Problem
Return the records that follow, matching each one exactly.

Extracts from a graphics dataset:

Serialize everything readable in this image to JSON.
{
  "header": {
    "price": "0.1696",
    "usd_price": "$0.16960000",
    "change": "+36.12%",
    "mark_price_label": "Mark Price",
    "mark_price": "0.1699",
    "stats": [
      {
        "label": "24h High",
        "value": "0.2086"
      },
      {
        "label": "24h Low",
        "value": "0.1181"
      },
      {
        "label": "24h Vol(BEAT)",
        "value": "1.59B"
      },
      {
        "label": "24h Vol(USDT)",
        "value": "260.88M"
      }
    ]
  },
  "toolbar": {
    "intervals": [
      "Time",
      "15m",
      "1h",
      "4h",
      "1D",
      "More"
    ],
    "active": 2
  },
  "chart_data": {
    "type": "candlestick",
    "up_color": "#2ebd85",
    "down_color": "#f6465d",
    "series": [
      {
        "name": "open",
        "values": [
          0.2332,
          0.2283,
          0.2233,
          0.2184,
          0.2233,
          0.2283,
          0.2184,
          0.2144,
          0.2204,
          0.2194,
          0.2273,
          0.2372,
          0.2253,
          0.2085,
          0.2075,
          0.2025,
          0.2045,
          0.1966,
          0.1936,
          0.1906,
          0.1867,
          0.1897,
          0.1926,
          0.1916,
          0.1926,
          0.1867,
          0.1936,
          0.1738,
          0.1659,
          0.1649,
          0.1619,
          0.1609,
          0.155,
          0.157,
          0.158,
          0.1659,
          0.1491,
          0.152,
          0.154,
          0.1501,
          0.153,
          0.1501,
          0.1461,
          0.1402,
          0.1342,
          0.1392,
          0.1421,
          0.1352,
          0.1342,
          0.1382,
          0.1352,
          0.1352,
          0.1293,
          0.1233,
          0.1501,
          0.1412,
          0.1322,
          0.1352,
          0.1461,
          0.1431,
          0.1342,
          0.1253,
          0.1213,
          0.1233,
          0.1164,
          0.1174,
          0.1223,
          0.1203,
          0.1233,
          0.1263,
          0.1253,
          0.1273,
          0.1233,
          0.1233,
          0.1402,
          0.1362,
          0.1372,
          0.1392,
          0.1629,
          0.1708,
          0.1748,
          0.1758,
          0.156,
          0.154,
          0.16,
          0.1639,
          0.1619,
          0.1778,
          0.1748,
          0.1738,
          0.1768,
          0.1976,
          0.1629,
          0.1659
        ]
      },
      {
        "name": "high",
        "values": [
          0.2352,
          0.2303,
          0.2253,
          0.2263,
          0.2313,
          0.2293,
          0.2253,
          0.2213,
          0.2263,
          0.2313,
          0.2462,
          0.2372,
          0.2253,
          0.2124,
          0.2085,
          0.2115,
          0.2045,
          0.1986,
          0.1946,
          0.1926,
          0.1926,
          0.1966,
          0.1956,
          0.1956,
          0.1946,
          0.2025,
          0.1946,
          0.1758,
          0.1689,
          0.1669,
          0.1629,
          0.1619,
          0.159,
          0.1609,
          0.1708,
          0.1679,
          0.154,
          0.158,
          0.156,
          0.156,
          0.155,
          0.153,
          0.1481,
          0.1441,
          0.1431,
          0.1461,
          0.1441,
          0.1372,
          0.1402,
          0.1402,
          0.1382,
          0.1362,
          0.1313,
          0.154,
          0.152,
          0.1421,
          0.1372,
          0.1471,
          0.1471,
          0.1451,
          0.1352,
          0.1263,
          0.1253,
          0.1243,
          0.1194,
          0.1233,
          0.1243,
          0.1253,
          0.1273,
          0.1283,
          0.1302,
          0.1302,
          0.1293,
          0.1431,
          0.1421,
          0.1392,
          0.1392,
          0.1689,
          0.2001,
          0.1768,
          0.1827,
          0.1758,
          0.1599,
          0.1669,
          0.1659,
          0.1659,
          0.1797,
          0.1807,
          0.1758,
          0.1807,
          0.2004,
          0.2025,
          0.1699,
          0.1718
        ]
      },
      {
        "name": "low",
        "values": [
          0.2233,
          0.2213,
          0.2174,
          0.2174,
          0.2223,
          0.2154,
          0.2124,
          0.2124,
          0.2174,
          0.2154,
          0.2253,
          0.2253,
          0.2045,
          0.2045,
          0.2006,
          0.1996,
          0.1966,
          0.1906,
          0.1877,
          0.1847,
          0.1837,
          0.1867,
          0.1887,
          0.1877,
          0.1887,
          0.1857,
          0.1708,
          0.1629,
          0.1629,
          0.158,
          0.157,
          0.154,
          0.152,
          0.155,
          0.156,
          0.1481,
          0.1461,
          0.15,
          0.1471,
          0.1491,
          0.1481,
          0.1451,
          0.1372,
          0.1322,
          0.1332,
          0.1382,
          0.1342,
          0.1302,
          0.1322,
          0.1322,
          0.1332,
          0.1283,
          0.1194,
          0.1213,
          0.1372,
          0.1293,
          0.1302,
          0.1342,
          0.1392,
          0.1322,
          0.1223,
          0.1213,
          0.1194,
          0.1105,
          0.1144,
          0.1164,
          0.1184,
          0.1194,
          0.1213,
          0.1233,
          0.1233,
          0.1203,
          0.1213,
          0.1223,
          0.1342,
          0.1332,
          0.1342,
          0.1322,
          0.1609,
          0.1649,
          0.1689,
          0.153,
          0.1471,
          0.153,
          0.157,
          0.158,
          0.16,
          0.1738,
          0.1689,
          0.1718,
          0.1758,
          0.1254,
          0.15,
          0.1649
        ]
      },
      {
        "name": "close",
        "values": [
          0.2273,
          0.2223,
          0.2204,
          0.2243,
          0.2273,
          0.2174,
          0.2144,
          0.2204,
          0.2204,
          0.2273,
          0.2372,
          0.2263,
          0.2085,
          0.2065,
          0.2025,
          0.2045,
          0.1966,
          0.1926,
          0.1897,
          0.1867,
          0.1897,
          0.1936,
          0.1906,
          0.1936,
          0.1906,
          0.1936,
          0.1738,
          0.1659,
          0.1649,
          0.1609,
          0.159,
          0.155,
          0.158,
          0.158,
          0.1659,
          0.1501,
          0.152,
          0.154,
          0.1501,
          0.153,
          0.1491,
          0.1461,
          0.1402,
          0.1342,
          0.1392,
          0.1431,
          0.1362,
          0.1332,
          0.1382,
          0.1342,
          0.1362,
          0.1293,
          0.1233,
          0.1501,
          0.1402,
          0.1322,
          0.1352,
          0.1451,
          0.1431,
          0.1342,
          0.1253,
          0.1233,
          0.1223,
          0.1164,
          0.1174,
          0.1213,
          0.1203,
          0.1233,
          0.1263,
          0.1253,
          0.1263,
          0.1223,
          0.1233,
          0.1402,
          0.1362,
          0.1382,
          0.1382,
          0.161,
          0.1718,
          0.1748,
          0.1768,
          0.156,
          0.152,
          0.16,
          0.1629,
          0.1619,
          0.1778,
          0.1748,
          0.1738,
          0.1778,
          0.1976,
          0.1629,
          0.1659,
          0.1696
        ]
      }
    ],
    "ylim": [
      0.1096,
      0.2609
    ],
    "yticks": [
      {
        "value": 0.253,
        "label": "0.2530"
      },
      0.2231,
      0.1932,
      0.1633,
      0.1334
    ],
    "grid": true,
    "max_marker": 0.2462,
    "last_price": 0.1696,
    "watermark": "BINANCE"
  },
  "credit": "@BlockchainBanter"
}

Reply to the task
Serialize everything readable in this image to JSON.
{
  "header": {
    "price": "0.1696",
    "usd_price": "$0.16960000",
    "change": "+36.12%",
    "mark_price_label": "Mark Price",
    "mark_price": "0.1699",
    "stats": [
      {
        "label": "24h High",
        "value": "0.2086"
      },
      {
        "label": "24h Low",
        "value": "0.1181"
      },
      {
        "label": "24h Vol(BEAT)",
        "value": "1.59B"
      },
      {
        "label": "24h Vol(USDT)",
        "value": "260.88M"
      }
    ]
  },
  "toolbar": {
    "intervals": [
      "Time",
      "15m",
      "1h",
      "4h",
      "1D",
      "More"
    ],
    "active": 2
  },
  "chart_data": {
    "type": "candlestick",
    "up_color": "#2ebd85",
    "down_color": "#f6465d",
    "series": [
      {
        "name": "open",
        "values": [
          0.2332,
          0.2283,
          0.2233,
          0.2184,
          0.2233,
          0.2283,
          0.2184,
          0.2144,
          0.2204,
          0.2194,
          0.2273,
          0.2372,
          0.2253,
          0.2085,
          0.2075,
          0.2025,
          0.2045,
          0.1966,
          0.1936,
          0.1906,
          0.1867,
          0.1897,
          0.1926,
          0.1916,
          0.1926,
          0.1867,
          0.1936,
          0.1738,
          0.1659,
          0.1649,
          0.1619,
          0.1609,
          0.155,
          0.157,
          0.158,
          0.1659,
          0.1491,
          0.152,
          0.154,
          0.1501,
          0.153,
          0.1501,
          0.1461,
          0.1402,
          0.1342,
          0.1392,
          0.1421,
          0.1352,
          0.1342,
          0.1382,
          0.1352,
          0.1352,
          0.1293,
          0.1233,
          0.1501,
          0.1412,
          0.1322,
          0.1352,
          0.1461,
          0.1431,
          0.1342,
          0.1253,
          0.1213,
          0.1233,
          0.1164,
          0.1174,
          0.1223,
          0.1203,
          0.1233,
          0.1263,
          0.1253,
          0.1273,
          0.1233,
          0.1233,
          0.1402,
          0.1362,
          0.1372,
          0.1392,
          0.1629,
          0.1708,
          0.1748,
          0.1758,
          0.156,
          0.154,
          0.16,
          0.1639,
          0.1619,
          0.1778,
          0.1748,
          0.1738,
          0.1768,
          0.1976,
          0.1629,
          0.1659
        ]
      },
      {
        "name": "high",
        "values": [
          0.2352,
          0.2303,
          0.2253,
          0.2263,
          0.2313,
          0.2293,
          0.2253,
          0.2213,
          0.2263,
          0.2313,
          0.2462,
          0.2372,
          0.2253,
          0.2124,
          0.2085,
          0.2115,
          0.2045,
          0.1986,
          0.1946,
          0.1926,
          0.1926,
          0.1966,
          0.1956,
          0.1956,
          0.1946,
          0.2025,
          0.1946,
          0.1758,
          0.1689,
          0.1669,
          0.1629,
          0.1619,
          0.159,
          0.1609,
          0.1708,
          0.1679,
          0.154,
          0.158,
          0.156,
          0.156,
          0.155,
          0.153,
          0.1481,
          0.1441,
          0.1431,
          0.1461,
          0.1441,
          0.1372,
          0.1402,
          0.1402,
          0.1382,
          0.1362,
          0.1313,
          0.154,
          0.152,
          0.1421,
          0.1372,
          0.1471,
          0.1471,
          0.1451,
          0.1352,
          0.1263,
          0.1253,
          0.1243,
          0.1194,
          0.1233,
          0.1243,
          0.1253,
          0.1273,
          0.1283,
          0.1302,
          0.1302,
          0.1293,
          0.1431,
          0.1421,
          0.1392,
          0.1392,
          0.1689,
          0.2001,
          0.1768,
          0.1827,
          0.1758,
          0.1599,
          0.1669,
          0.1659,
          0.1659,
          0.1797,
          0.1807,
          0.1758,
          0.1807,
          0.2004,
          0.2025,
          0.1699,
          0.1718
        ]
      },
      {
        "name": "low",
        "values": [
          0.2233,
          0.2213,
          0.2174,
          0.2174,
          0.2223,
          0.2154,
          0.2124,
          0.2124,
          0.2174,
          0.2154,
          0.2253,
          0.2253,
          0.2045,
          0.2045,
          0.2006,
          0.1996,
          0.1966,
          0.1906,
          0.1877,
          0.1847,
          0.1837,
          0.1867,
          0.1887,
          0.1877,
          0.1887,
          0.1857,
          0.1708,
          0.1629,
          0.1629,
          0.158,
          0.157,
          0.154,
          0.152,
          0.155,
          0.156,
          0.1481,
          0.1461,
          0.15,
          0.1471,
          0.1491,
          0.1481,
          0.1451,
          0.1372,
          0.1322,
          0.1332,
          0.1382,
          0.1342,
          0.1302,
          0.1322,
          0.1322,
          0.1332,
          0.1283,
          0.1194,
          0.1213,
          0.1372,
          0.1293,
          0.1302,
          0.1342,
          0.1392,
          0.1322,
          0.1223,
          0.1213,
          0.1194,
          0.1105,
          0.1144,
          0.1164,
          0.1184,
          0.1194,
          0.1213,
          0.1233,
          0.1233,
          0.1203,
          0.1213,
          0.1223,
          0.1342,
          0.1332,
          0.1342,
          0.1322,
          0.1609,
          0.1649,
          0.1689,
          0.153,
          0.1471,
          0.153,
          0.157,
          0.158,
          0.16,
          0.1738,
          0.1689,
          0.1718,
          0.1758,
          0.1254,
          0.15,
          0.1649
        ]
      },
      {
        "name": "close",
        "values": [
          0.2273,
          0.2223,
          0.2204,
          0.2243,
          0.2273,
          0.2174,
          0.2144,
          0.2204,
          0.2204,
          0.2273,
          0.2372,
          0.2263,
          0.2085,
          0.2065,
          0.2025,
          0.2045,
          0.1966,
          0.1926,
          0.1897,
          0.1867,
          0.1897,
          0.1936,
          0.1906,
          0.1936,
          0.1906,
          0.1936,
          0.1738,
          0.1659,
          0.1649,
          0.1609,
          0.159,
          0.155,
          0.158,
          0.158,
          0.1659,
          0.1501,
          0.152,
          0.154,
          0.1501,
          0.153,
          0.1491,
          0.1461,
          0.1402,
          0.1342,
          0.1392,
          0.1431,
          0.1362,
          0.1332,
          0.1382,
          0.1342,
          0.1362,
          0.1293,
          0.1233,
          0.1501,
          0.1402,
          0.1322,
          0.1352,
          0.1451,
          0.1431,
          0.1342,
          0.1253,
          0.1233,
          0.1223,
          0.1164,
          0.1174,
          0.1213,
          0.1203,
          0.1233,
          0.1263,
          0.1253,
          0.1263,
          0.1223,
          0.1233,
          0.1402,
          0.1362,
          0.1382,
          0.1382,
          0.161,
          0.1718,
          0.1748,
          0.1768,
          0.156,
          0.152,
          0.16,
          0.1629,
          0.1619,
          0.1778,
          0.1748,
          0.1738,
          0.1778,
          0.1976,
          0.1629,
          0.1659,
          0.1696
        ]
      }
    ],
    "ylim": [
      0.1096,
      0.2609
    ],
    "yticks": [
      {
        "value": 0.253,
        "label": "0.2530"
      },
      0.2231,
      0.1932,
      0.1633,
      0.1334
    ],
    "grid": true,
    "max_marker": 0.2462,
    "last_price": 0.1696,
    "watermark": "BINANCE"
  },
  "credit": "@BlockchainBanter"
}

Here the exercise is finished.